Copy every line in the records below that contains the word "Congress".
▬▬▬▬▬▬
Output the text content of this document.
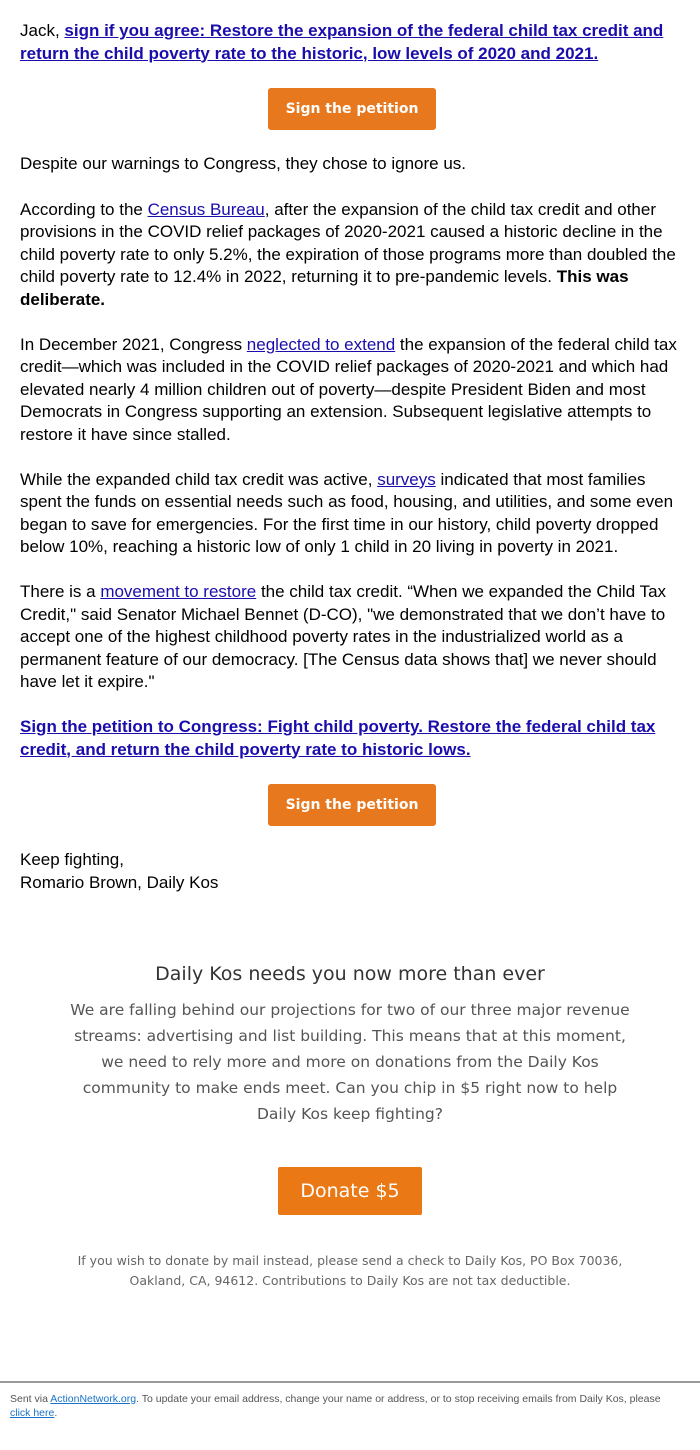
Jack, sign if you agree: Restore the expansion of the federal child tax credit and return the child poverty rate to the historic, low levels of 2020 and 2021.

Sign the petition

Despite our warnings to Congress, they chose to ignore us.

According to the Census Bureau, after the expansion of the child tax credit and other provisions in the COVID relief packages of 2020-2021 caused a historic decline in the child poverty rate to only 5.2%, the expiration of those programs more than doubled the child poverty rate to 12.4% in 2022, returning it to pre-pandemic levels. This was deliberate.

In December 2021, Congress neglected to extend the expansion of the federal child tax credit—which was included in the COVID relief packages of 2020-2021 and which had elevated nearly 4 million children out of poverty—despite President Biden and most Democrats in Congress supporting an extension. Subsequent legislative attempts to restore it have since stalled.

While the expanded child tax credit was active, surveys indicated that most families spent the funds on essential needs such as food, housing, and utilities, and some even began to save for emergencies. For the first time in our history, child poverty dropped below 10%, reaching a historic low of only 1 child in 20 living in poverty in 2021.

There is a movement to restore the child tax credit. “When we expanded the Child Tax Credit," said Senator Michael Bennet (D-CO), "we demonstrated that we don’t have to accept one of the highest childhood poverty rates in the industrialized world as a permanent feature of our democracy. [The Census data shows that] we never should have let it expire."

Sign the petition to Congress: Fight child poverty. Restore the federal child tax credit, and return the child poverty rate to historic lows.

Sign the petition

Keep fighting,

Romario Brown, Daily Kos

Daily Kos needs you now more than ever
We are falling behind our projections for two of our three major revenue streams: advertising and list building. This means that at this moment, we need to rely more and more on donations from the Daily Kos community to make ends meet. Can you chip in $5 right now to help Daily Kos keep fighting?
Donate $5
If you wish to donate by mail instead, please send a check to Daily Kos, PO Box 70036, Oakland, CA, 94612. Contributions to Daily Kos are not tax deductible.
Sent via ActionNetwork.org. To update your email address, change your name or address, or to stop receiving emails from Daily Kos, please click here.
▬▬▬▬▬▬
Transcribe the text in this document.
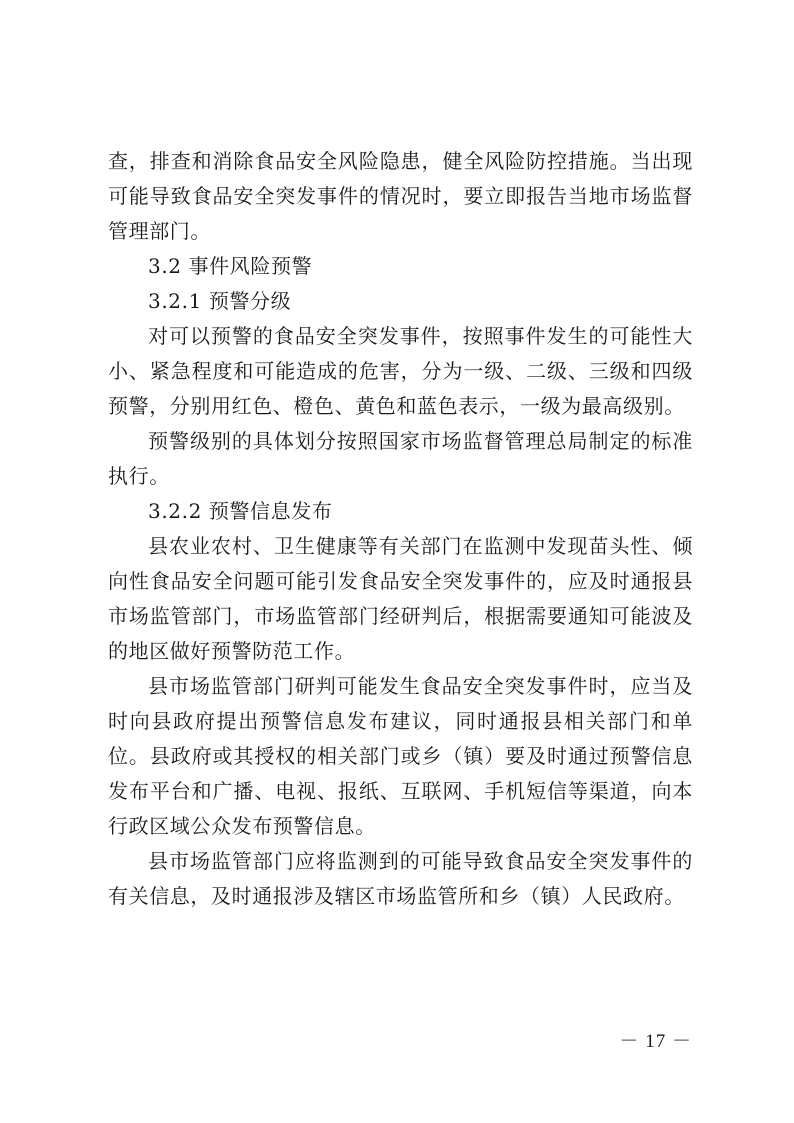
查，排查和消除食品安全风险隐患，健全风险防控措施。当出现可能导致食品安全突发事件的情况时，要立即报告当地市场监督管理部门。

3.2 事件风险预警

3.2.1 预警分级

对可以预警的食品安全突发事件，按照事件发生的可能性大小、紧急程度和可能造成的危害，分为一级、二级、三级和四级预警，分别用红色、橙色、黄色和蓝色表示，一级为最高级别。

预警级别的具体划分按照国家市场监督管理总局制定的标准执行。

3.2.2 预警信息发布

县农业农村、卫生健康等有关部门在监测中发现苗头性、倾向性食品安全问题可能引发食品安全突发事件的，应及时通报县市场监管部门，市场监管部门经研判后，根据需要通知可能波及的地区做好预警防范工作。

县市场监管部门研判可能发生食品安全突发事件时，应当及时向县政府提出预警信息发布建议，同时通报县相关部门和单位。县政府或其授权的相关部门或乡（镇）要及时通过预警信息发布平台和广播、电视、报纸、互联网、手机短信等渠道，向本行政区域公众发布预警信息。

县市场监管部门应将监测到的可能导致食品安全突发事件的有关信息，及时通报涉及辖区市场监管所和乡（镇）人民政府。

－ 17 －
▬▬▬▬▬▬
--- OUTPUT OF THE EXERCISE ---
Despite our warnings to Congress, they chose to ignore us.
In December 2021, Congress neglected to extend the expansion of the federal child tax credit—which was included in the COVID relief packages of 2020-2021 and which had elevated nearly 4 million children out of poverty—despite President Biden and most Democrats in Congress supporting an extension. Subsequent legislative attempts to restore it have since stalled.
Sign the petition to Congress: Fight child poverty. Restore the federal child tax credit, and return the child poverty rate to historic lows.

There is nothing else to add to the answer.